## TO DO:
Carry none of the pictures over; write out the complete data exactly.

## MATERIALS PROVIDED:
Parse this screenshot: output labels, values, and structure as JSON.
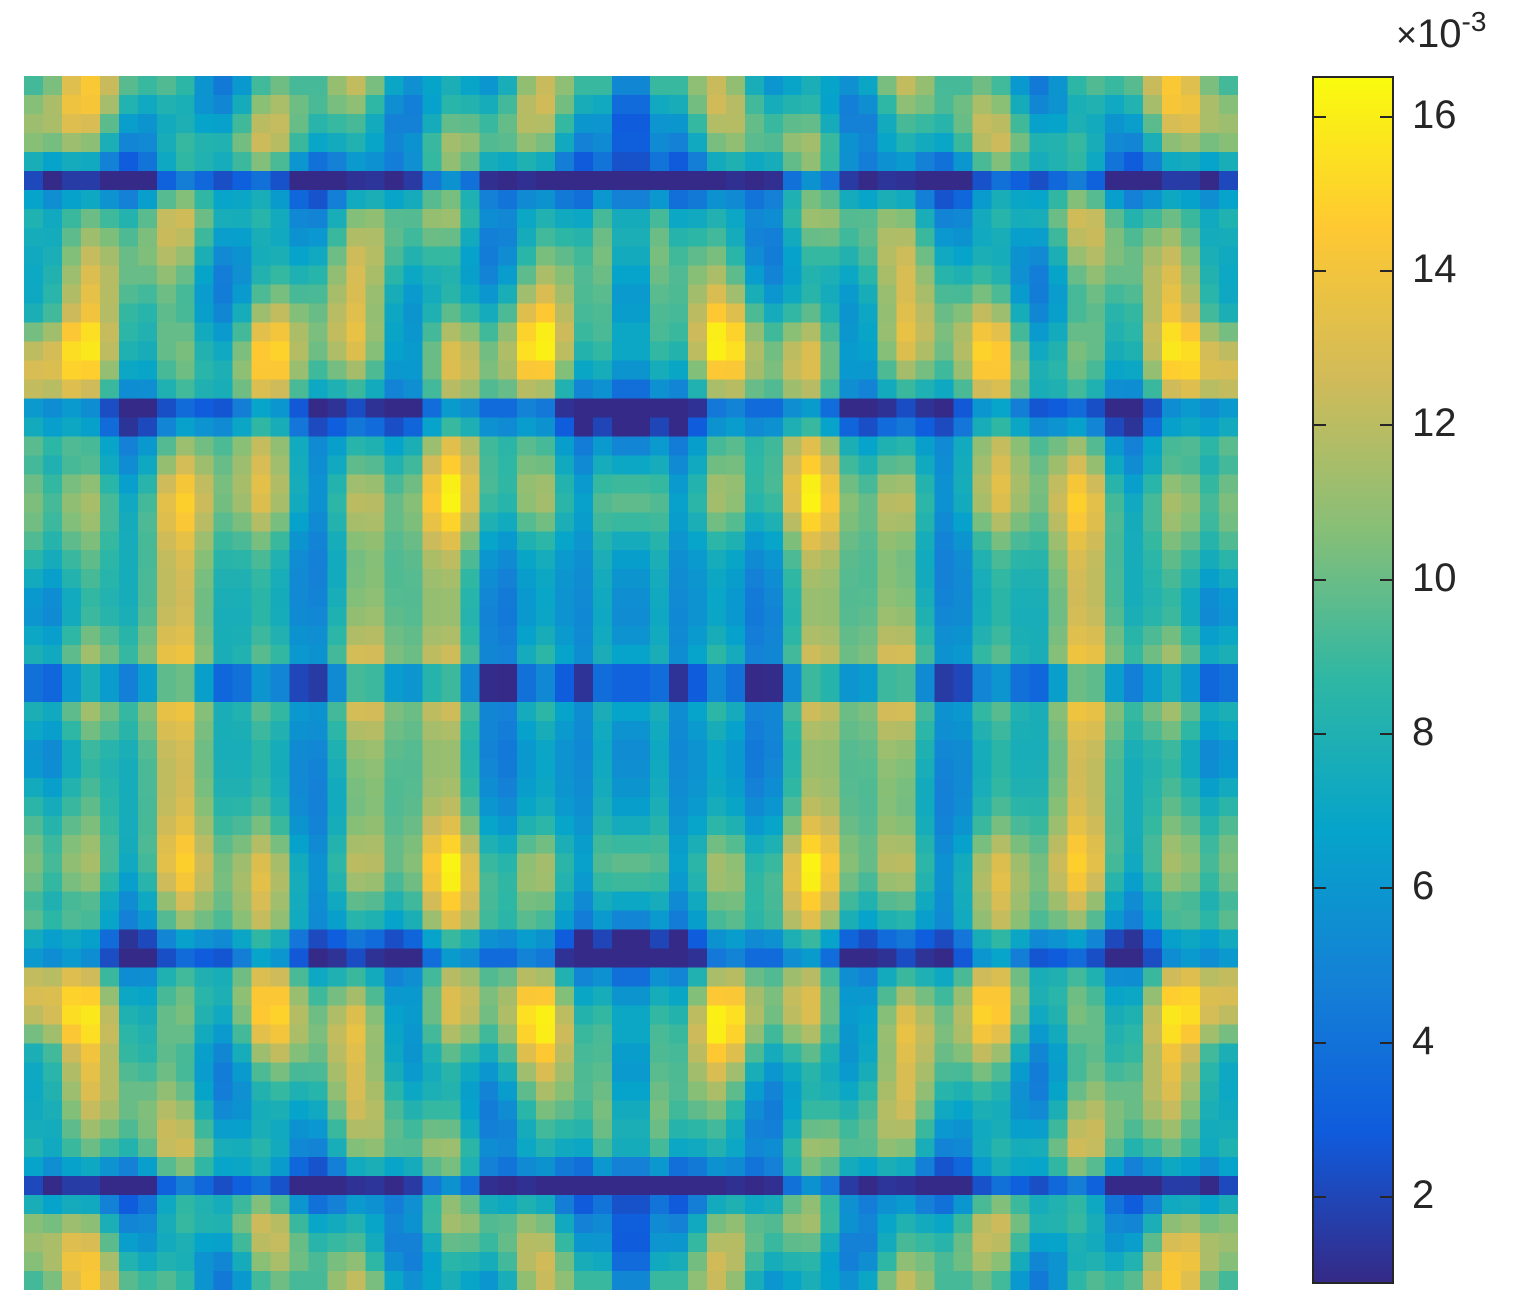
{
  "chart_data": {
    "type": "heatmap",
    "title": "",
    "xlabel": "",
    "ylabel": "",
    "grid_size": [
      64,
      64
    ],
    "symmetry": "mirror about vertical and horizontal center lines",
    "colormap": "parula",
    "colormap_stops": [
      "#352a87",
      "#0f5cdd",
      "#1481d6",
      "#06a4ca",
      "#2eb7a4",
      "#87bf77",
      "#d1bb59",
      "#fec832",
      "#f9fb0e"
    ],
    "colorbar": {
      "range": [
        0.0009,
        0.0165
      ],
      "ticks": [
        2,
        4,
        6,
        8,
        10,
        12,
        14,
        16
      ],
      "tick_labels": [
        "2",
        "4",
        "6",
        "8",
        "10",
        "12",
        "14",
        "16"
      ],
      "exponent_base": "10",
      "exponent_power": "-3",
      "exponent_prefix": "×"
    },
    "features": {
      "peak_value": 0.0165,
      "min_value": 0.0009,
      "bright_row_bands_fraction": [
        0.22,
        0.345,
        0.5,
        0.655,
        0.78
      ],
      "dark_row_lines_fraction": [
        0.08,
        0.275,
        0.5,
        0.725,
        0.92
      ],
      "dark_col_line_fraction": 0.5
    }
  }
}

## FINAL RESULT:
Parse this screenshot: output labels, values, and structure as JSON.
{
  "chart_data": {
    "type": "heatmap",
    "title": "",
    "xlabel": "",
    "ylabel": "",
    "grid_size": [
      64,
      64
    ],
    "symmetry": "mirror about vertical and horizontal center lines",
    "colormap": "parula",
    "colormap_stops": [
      "#352a87",
      "#0f5cdd",
      "#1481d6",
      "#06a4ca",
      "#2eb7a4",
      "#87bf77",
      "#d1bb59",
      "#fec832",
      "#f9fb0e"
    ],
    "colorbar": {
      "range": [
        0.0009,
        0.0165
      ],
      "ticks": [
        2,
        4,
        6,
        8,
        10,
        12,
        14,
        16
      ],
      "tick_labels": [
        "2",
        "4",
        "6",
        "8",
        "10",
        "12",
        "14",
        "16"
      ],
      "exponent_base": "10",
      "exponent_power": "-3",
      "exponent_prefix": "×"
    },
    "features": {
      "peak_value": 0.0165,
      "min_value": 0.0009,
      "bright_row_bands_fraction": [
        0.22,
        0.345,
        0.5,
        0.655,
        0.78
      ],
      "dark_row_lines_fraction": [
        0.08,
        0.275,
        0.5,
        0.725,
        0.92
      ],
      "dark_col_line_fraction": 0.5
    }
  }
}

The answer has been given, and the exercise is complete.